> STATED TASK
Single out the lines of the material that contain "title" and copy them.

> DATA EXTRACT
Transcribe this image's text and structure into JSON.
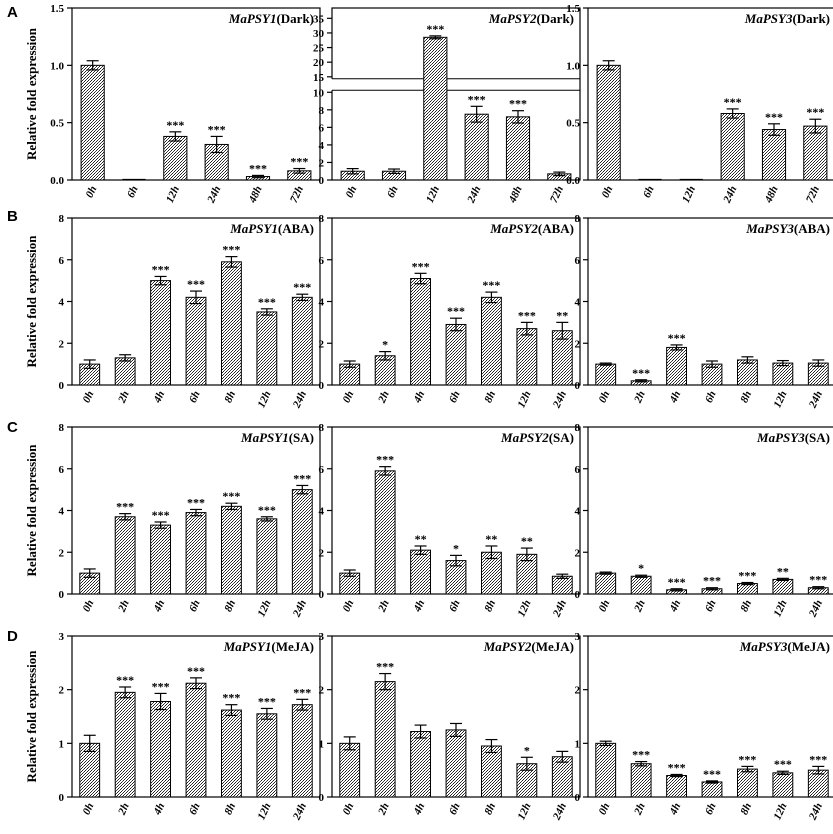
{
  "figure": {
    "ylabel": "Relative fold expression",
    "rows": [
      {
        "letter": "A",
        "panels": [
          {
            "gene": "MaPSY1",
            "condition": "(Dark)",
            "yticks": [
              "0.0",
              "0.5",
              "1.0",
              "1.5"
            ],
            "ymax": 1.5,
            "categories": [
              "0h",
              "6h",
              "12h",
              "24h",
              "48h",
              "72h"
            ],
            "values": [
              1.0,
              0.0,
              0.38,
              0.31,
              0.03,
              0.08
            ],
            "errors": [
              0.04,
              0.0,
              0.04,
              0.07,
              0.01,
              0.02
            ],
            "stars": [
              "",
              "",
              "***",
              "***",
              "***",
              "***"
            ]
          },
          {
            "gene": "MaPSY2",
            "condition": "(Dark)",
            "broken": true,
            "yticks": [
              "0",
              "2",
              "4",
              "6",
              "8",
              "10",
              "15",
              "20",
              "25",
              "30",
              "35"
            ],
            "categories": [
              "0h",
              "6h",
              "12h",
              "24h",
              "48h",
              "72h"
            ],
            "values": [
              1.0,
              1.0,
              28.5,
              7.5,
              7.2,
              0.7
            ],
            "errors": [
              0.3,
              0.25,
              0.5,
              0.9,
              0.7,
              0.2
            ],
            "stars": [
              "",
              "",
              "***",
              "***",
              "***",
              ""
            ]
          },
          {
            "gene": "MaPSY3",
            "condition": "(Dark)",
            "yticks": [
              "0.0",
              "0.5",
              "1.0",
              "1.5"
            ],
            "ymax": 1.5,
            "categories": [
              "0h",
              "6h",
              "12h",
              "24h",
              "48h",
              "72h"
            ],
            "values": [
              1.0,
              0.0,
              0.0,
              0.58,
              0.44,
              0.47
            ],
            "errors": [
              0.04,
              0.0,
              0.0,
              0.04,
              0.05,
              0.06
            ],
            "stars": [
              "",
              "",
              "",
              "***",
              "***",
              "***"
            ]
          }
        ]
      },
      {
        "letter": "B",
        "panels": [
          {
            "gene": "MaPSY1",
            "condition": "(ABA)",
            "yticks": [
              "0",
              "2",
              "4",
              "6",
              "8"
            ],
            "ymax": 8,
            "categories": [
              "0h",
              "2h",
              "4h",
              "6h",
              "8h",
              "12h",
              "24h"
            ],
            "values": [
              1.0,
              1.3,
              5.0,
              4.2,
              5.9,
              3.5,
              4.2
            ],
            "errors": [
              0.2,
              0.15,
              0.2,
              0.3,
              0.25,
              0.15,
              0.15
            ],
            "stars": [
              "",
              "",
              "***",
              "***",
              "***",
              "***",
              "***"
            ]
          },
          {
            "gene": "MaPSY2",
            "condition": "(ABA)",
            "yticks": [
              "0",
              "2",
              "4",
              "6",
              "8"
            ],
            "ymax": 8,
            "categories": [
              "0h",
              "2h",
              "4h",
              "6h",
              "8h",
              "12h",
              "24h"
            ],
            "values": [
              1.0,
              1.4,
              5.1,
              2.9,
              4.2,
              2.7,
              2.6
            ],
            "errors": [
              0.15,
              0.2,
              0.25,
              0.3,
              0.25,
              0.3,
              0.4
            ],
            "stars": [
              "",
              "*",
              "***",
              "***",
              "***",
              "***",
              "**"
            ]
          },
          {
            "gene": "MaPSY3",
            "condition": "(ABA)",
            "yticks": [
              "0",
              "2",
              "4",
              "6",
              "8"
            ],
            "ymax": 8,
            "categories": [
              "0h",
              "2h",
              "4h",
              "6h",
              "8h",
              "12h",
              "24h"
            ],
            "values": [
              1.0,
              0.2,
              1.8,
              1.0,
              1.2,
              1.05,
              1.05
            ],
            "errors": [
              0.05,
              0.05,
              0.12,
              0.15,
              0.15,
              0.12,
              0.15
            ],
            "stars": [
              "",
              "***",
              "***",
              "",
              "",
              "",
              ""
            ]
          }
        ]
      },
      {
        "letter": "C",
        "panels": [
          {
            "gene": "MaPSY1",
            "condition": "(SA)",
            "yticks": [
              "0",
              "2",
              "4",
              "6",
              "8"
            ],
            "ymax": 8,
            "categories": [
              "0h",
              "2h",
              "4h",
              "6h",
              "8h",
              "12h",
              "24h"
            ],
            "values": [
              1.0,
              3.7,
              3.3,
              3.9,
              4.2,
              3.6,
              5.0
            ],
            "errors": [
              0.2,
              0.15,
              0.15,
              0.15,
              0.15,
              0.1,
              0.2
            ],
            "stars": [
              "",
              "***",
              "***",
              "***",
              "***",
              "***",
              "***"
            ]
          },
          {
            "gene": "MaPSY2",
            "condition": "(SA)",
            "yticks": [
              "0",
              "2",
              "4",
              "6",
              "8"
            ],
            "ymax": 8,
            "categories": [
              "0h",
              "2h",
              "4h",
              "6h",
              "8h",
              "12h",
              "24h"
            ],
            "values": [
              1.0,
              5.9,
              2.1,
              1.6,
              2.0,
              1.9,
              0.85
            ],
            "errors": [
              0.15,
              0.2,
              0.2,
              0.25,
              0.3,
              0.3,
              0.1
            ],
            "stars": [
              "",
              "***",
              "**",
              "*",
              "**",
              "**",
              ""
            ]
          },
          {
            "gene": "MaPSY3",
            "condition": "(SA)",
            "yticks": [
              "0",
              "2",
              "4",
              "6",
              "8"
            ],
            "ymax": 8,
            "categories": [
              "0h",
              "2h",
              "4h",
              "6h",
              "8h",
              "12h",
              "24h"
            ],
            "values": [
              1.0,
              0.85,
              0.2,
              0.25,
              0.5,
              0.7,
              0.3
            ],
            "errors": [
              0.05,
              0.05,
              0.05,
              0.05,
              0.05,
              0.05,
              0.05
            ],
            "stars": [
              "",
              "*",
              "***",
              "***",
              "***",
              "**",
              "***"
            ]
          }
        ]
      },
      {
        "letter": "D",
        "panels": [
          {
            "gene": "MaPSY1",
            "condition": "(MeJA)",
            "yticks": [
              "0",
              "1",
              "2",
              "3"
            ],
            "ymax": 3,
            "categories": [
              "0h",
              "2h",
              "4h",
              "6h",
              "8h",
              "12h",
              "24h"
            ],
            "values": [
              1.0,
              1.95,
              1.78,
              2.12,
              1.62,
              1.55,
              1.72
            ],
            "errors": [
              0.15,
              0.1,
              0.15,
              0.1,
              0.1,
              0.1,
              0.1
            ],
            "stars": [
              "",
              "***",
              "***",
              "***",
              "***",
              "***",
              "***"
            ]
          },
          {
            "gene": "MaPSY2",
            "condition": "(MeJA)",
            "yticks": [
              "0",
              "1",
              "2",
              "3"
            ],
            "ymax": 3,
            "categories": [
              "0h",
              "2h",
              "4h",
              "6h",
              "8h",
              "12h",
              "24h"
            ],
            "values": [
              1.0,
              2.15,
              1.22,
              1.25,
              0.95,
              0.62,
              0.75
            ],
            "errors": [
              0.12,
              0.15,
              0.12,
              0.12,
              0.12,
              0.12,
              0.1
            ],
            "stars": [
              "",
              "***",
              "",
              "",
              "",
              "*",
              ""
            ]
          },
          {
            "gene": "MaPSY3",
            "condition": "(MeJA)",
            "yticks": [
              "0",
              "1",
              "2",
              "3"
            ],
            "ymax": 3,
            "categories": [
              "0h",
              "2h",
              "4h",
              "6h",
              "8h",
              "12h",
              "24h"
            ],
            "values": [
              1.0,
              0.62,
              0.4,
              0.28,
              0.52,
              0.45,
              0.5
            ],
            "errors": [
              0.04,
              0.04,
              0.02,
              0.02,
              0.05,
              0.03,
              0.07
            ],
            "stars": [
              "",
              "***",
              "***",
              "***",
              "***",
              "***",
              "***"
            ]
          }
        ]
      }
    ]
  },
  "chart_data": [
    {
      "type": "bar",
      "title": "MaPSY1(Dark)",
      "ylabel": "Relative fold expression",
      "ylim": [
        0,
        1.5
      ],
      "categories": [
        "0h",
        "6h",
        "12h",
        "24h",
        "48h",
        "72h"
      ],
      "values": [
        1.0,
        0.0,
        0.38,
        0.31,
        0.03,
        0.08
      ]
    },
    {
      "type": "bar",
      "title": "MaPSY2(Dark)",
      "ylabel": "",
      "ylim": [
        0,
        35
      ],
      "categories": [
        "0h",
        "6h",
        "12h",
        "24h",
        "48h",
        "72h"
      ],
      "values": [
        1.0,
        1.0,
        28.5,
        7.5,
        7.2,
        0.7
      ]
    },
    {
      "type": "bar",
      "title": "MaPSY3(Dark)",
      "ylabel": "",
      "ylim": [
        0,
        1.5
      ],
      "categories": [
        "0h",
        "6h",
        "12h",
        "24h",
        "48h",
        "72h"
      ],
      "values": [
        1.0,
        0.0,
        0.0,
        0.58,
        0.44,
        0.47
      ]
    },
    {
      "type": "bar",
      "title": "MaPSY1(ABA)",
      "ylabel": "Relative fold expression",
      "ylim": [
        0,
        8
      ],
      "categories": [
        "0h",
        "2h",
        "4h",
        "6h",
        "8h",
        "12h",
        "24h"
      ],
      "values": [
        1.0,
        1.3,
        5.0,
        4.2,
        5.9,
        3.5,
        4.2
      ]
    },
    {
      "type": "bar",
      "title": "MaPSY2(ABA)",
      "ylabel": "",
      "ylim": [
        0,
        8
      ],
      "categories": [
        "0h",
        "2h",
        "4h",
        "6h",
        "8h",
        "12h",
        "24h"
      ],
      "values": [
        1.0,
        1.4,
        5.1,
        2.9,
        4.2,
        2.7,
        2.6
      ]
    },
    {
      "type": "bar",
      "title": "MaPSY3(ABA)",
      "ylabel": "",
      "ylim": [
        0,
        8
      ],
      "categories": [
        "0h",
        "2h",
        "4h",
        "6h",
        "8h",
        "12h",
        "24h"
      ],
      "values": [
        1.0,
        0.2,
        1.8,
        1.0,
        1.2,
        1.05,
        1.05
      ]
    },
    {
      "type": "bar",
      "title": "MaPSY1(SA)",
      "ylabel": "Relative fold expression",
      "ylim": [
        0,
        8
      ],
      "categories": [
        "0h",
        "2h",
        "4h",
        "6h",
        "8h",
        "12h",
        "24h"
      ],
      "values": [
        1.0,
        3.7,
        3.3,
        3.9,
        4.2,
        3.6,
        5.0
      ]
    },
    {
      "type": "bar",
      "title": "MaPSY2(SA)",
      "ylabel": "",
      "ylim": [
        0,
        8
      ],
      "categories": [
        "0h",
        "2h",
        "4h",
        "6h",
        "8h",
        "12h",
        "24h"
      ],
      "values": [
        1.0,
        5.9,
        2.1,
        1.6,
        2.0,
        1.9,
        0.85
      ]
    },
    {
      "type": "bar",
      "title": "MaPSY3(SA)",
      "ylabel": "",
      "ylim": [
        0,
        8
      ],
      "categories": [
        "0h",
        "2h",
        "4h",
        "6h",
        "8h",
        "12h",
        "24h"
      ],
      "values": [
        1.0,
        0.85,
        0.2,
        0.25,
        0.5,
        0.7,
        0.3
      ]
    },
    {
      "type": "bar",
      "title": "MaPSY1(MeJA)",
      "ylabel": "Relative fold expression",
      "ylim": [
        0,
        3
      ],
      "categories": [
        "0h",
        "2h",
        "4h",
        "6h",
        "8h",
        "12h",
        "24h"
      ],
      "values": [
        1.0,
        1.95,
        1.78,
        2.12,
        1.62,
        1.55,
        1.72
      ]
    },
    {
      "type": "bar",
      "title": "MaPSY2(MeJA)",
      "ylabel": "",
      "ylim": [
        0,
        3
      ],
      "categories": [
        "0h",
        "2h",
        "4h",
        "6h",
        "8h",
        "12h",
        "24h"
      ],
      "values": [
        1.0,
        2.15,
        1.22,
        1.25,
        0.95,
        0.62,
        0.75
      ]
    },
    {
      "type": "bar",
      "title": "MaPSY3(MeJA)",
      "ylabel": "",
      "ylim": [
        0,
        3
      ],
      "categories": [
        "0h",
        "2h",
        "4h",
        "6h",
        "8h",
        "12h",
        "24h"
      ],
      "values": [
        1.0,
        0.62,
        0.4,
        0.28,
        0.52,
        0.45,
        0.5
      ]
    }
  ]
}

> TASK OUTPUT
      "title": "MaPSY1(Dark)",
      "title": "MaPSY2(Dark)",
      "title": "MaPSY3(Dark)",
      "title": "MaPSY1(ABA)",
      "title": "MaPSY2(ABA)",
      "title": "MaPSY3(ABA)",
      "title": "MaPSY1(SA)",
      "title": "MaPSY2(SA)",
      "title": "MaPSY3(SA)",
      "title": "MaPSY1(MeJA)",
      "title": "MaPSY2(MeJA)",
      "title": "MaPSY3(MeJA)",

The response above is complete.